(INSTRUCTIONS FOR THE TASK): Repeat exactly the lines from the line containing "Read out every word on this page." through the last line of the records below, inclusive, and nothing else.

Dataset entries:
(begin)
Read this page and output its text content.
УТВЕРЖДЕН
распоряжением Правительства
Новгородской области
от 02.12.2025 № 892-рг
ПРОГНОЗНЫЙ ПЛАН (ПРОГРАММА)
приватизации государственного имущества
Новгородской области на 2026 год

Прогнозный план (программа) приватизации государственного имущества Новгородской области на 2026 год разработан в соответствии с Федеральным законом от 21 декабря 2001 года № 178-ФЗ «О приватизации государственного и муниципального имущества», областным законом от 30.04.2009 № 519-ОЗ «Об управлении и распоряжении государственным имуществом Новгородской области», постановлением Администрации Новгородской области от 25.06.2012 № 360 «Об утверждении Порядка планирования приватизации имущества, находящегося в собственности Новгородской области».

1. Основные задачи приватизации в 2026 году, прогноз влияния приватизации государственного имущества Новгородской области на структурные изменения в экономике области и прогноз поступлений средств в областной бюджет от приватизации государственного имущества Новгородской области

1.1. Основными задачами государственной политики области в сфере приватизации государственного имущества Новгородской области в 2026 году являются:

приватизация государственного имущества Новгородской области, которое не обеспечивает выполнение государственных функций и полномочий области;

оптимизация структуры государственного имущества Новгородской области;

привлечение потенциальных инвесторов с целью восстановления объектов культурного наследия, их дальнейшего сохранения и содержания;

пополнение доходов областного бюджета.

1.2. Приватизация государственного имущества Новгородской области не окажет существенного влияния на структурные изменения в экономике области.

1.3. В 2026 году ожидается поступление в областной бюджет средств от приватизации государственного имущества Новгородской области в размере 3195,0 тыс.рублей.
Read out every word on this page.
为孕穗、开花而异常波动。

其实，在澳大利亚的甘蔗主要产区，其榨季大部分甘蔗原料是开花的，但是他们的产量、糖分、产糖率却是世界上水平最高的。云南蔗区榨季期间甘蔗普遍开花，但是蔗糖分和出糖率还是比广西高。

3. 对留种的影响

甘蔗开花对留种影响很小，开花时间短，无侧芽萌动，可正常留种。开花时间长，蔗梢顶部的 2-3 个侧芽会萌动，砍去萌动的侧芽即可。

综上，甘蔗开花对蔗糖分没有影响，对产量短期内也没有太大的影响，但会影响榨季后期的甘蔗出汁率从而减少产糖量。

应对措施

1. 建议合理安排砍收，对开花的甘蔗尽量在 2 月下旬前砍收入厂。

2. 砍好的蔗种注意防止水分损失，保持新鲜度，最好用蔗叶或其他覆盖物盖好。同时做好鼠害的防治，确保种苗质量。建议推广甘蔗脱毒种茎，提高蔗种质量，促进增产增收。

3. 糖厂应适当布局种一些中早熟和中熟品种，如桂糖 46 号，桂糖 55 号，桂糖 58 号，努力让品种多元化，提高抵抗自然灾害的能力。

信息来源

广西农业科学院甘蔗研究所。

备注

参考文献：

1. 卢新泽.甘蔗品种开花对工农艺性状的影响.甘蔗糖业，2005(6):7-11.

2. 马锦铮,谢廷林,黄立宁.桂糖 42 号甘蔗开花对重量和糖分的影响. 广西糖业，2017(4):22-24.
(end)
(ANSWER TO THE TASK):
Read out every word on this page.
为孕穗、开花而异常波动。

其实，在澳大利亚的甘蔗主要产区，其榨季大部分甘蔗原料是开花的，但是他们的产量、糖分、产糖率却是世界上水平最高的。云南蔗区榨季期间甘蔗普遍开花，但是蔗糖分和出糖率还是比广西高。

3. 对留种的影响

甘蔗开花对留种影响很小，开花时间短，无侧芽萌动，可正常留种。开花时间长，蔗梢顶部的 2-3 个侧芽会萌动，砍去萌动的侧芽即可。

综上，甘蔗开花对蔗糖分没有影响，对产量短期内也没有太大的影响，但会影响榨季后期的甘蔗出汁率从而减少产糖量。

应对措施

1. 建议合理安排砍收，对开花的甘蔗尽量在 2 月下旬前砍收入厂。

2. 砍好的蔗种注意防止水分损失，保持新鲜度，最好用蔗叶或其他覆盖物盖好。同时做好鼠害的防治，确保种苗质量。建议推广甘蔗脱毒种茎，提高蔗种质量，促进增产增收。

3. 糖厂应适当布局种一些中早熟和中熟品种，如桂糖 46 号，桂糖 55 号，桂糖 58 号，努力让品种多元化，提高抵抗自然灾害的能力。

信息来源

广西农业科学院甘蔗研究所。

备注

参考文献：

1. 卢新泽.甘蔗品种开花对工农艺性状的影响.甘蔗糖业，2005(6):7-11.

2. 马锦铮,谢廷林,黄立宁.桂糖 42 号甘蔗开花对重量和糖分的影响. 广西糖业，2017(4):22-24.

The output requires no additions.